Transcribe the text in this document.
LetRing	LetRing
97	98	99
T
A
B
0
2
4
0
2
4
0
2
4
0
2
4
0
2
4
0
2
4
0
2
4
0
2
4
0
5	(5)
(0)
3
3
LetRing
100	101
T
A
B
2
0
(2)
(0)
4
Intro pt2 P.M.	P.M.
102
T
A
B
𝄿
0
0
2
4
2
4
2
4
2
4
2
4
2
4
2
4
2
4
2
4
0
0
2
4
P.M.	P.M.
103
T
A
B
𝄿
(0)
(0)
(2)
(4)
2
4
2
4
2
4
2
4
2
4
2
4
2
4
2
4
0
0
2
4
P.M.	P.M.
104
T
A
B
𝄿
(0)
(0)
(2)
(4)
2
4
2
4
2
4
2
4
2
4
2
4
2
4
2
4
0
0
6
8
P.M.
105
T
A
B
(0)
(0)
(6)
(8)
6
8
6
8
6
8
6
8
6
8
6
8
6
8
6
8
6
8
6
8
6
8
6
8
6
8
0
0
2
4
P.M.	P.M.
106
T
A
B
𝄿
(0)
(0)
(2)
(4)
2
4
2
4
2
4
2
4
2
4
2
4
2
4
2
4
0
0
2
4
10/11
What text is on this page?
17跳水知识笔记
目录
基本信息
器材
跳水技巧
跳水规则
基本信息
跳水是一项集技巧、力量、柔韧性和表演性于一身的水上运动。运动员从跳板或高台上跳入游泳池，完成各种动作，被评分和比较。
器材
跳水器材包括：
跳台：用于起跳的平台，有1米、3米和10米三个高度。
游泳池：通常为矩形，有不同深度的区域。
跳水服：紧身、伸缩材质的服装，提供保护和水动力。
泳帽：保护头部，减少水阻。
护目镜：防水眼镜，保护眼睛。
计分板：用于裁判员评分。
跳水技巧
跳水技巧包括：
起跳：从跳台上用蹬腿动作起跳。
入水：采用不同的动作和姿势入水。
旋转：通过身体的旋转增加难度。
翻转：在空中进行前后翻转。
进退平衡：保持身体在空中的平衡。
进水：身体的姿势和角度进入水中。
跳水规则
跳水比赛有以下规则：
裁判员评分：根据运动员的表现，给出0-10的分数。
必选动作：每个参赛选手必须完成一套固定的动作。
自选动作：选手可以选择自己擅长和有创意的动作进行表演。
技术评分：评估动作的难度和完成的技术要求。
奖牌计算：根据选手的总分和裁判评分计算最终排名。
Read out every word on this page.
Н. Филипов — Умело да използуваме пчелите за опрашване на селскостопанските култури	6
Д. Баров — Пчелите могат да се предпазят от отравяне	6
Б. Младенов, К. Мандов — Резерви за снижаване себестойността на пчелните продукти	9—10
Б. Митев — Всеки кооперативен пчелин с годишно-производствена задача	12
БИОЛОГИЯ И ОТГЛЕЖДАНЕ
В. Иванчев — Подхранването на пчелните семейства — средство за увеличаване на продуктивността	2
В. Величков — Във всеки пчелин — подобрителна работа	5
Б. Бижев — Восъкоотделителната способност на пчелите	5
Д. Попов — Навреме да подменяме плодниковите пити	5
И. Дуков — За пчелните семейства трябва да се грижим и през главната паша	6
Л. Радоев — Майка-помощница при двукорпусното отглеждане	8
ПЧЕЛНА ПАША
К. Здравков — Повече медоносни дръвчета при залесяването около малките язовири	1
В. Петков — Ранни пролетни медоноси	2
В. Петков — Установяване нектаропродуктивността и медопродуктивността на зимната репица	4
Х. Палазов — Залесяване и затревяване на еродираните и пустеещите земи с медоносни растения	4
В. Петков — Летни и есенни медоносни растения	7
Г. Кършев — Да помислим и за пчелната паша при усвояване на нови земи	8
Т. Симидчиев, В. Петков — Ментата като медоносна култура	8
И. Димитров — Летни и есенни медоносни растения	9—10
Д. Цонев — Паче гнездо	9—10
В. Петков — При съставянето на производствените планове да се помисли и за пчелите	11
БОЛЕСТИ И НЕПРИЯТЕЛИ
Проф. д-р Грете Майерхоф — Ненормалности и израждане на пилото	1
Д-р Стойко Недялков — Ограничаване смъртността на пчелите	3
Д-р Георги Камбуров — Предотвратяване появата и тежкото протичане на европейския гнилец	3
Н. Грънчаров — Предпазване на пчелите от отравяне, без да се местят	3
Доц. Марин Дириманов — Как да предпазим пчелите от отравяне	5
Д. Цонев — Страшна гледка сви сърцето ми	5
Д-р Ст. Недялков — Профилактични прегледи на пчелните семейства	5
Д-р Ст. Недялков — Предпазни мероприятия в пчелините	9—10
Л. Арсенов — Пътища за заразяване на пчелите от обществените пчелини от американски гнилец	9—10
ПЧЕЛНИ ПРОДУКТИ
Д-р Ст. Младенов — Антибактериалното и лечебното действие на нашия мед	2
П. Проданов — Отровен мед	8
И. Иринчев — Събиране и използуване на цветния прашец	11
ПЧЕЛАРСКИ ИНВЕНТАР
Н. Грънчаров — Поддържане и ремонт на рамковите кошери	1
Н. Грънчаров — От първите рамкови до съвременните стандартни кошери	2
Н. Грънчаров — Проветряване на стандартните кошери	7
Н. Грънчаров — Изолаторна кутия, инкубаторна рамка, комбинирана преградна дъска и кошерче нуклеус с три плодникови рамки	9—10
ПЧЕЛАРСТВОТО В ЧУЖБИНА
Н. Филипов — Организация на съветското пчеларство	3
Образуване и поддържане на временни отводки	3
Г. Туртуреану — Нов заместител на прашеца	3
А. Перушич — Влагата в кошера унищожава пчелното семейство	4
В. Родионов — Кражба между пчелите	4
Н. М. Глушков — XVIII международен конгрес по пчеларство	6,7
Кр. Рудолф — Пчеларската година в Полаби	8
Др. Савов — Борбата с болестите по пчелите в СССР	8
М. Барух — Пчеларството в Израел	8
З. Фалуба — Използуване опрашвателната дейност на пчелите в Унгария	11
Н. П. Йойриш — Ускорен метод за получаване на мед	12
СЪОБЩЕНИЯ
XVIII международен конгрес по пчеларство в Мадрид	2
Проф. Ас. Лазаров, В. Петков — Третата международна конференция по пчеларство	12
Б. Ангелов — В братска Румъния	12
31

Task instructions >> Output the listing above without altering a single character.

Final answer >>
Transcribe the text in this document.
LetRing	LetRing
97	98	99
T
A
B
0
2
4
0
2
4
0
2
4
0
2
4
0
2
4
0
2
4
0
2
4
0
2
4
0
5	(5)
(0)
3
3
LetRing
100	101
T
A
B
2
0
(2)
(0)
4
Intro pt2 P.M.	P.M.
102
T
A
B
𝄿
0
0
2
4
2
4
2
4
2
4
2
4
2
4
2
4
2
4
2
4
0
0
2
4
P.M.	P.M.
103
T
A
B
𝄿
(0)
(0)
(2)
(4)
2
4
2
4
2
4
2
4
2
4
2
4
2
4
2
4
0
0
2
4
P.M.	P.M.
104
T
A
B
𝄿
(0)
(0)
(2)
(4)
2
4
2
4
2
4
2
4
2
4
2
4
2
4
2
4
0
0
6
8
P.M.
105
T
A
B
(0)
(0)
(6)
(8)
6
8
6
8
6
8
6
8
6
8
6
8
6
8
6
8
6
8
6
8
6
8
6
8
6
8
0
0
2
4
P.M.	P.M.
106
T
A
B
𝄿
(0)
(0)
(2)
(4)
2
4
2
4
2
4
2
4
2
4
2
4
2
4
2
4
0
0
2
4
10/11
What text is on this page?
17跳水知识笔记
目录
基本信息
器材
跳水技巧
跳水规则
基本信息
跳水是一项集技巧、力量、柔韧性和表演性于一身的水上运动。运动员从跳板或高台上跳入游泳池，完成各种动作，被评分和比较。
器材
跳水器材包括：
跳台：用于起跳的平台，有1米、3米和10米三个高度。
游泳池：通常为矩形，有不同深度的区域。
跳水服：紧身、伸缩材质的服装，提供保护和水动力。
泳帽：保护头部，减少水阻。
护目镜：防水眼镜，保护眼睛。
计分板：用于裁判员评分。
跳水技巧
跳水技巧包括：
起跳：从跳台上用蹬腿动作起跳。
入水：采用不同的动作和姿势入水。
旋转：通过身体的旋转增加难度。
翻转：在空中进行前后翻转。
进退平衡：保持身体在空中的平衡。
进水：身体的姿势和角度进入水中。
跳水规则
跳水比赛有以下规则：
裁判员评分：根据运动员的表现，给出0-10的分数。
必选动作：每个参赛选手必须完成一套固定的动作。
自选动作：选手可以选择自己擅长和有创意的动作进行表演。
技术评分：评估动作的难度和完成的技术要求。
奖牌计算：根据选手的总分和裁判评分计算最终排名。
Read out every word on this page.
Н. Филипов — Умело да използуваме пчелите за опрашване на селскостопанските култури	6
Д. Баров — Пчелите могат да се предпазят от отравяне	6
Б. Младенов, К. Мандов — Резерви за снижаване себестойността на пчелните продукти	9—10
Б. Митев — Всеки кооперативен пчелин с годишно-производствена задача	12
БИОЛОГИЯ И ОТГЛЕЖДАНЕ
В. Иванчев — Подхранването на пчелните семейства — средство за увеличаване на продуктивността	2
В. Величков — Във всеки пчелин — подобрителна работа	5
Б. Бижев — Восъкоотделителната способност на пчелите	5
Д. Попов — Навреме да подменяме плодниковите пити	5
И. Дуков — За пчелните семейства трябва да се грижим и през главната паша	6
Л. Радоев — Майка-помощница при двукорпусното отглеждане	8
ПЧЕЛНА ПАША
К. Здравков — Повече медоносни дръвчета при залесяването около малките язовири	1
В. Петков — Ранни пролетни медоноси	2
В. Петков — Установяване нектаропродуктивността и медопродуктивността на зимната репица	4
Х. Палазов — Залесяване и затревяване на еродираните и пустеещите земи с медоносни растения	4
В. Петков — Летни и есенни медоносни растения	7
Г. Кършев — Да помислим и за пчелната паша при усвояване на нови земи	8
Т. Симидчиев, В. Петков — Ментата като медоносна култура	8
И. Димитров — Летни и есенни медоносни растения	9—10
Д. Цонев — Паче гнездо	9—10
В. Петков — При съставянето на производствените планове да се помисли и за пчелите	11
БОЛЕСТИ И НЕПРИЯТЕЛИ
Проф. д-р Грете Майерхоф — Ненормалности и израждане на пилото	1
Д-р Стойко Недялков — Ограничаване смъртността на пчелите	3
Д-р Георги Камбуров — Предотвратяване появата и тежкото протичане на европейския гнилец	3
Н. Грънчаров — Предпазване на пчелите от отравяне, без да се местят	3
Доц. Марин Дириманов — Как да предпазим пчелите от отравяне	5
Д. Цонев — Страшна гледка сви сърцето ми	5
Д-р Ст. Недялков — Профилактични прегледи на пчелните семейства	5
Д-р Ст. Недялков — Предпазни мероприятия в пчелините	9—10
Л. Арсенов — Пътища за заразяване на пчелите от обществените пчелини от американски гнилец	9—10
ПЧЕЛНИ ПРОДУКТИ
Д-р Ст. Младенов — Антибактериалното и лечебното действие на нашия мед	2
П. Проданов — Отровен мед	8
И. Иринчев — Събиране и използуване на цветния прашец	11
ПЧЕЛАРСКИ ИНВЕНТАР
Н. Грънчаров — Поддържане и ремонт на рамковите кошери	1
Н. Грънчаров — От първите рамкови до съвременните стандартни кошери	2
Н. Грънчаров — Проветряване на стандартните кошери	7
Н. Грънчаров — Изолаторна кутия, инкубаторна рамка, комбинирана преградна дъска и кошерче нуклеус с три плодникови рамки	9—10
ПЧЕЛАРСТВОТО В ЧУЖБИНА
Н. Филипов — Организация на съветското пчеларство	3
Образуване и поддържане на временни отводки	3
Г. Туртуреану — Нов заместител на прашеца	3
А. Перушич — Влагата в кошера унищожава пчелното семейство	4
В. Родионов — Кражба между пчелите	4
Н. М. Глушков — XVIII международен конгрес по пчеларство	6,7
Кр. Рудолф — Пчеларската година в Полаби	8
Др. Савов — Борбата с болестите по пчелите в СССР	8
М. Барух — Пчеларството в Израел	8
З. Фалуба — Използуване опрашвателната дейност на пчелите в Унгария	11
Н. П. Йойриш — Ускорен метод за получаване на мед	12
СЪОБЩЕНИЯ
XVIII международен конгрес по пчеларство в Мадрид	2
Проф. Ас. Лазаров, В. Петков — Третата международна конференция по пчеларство	12
Б. Ангелов — В братска Румъния	12
31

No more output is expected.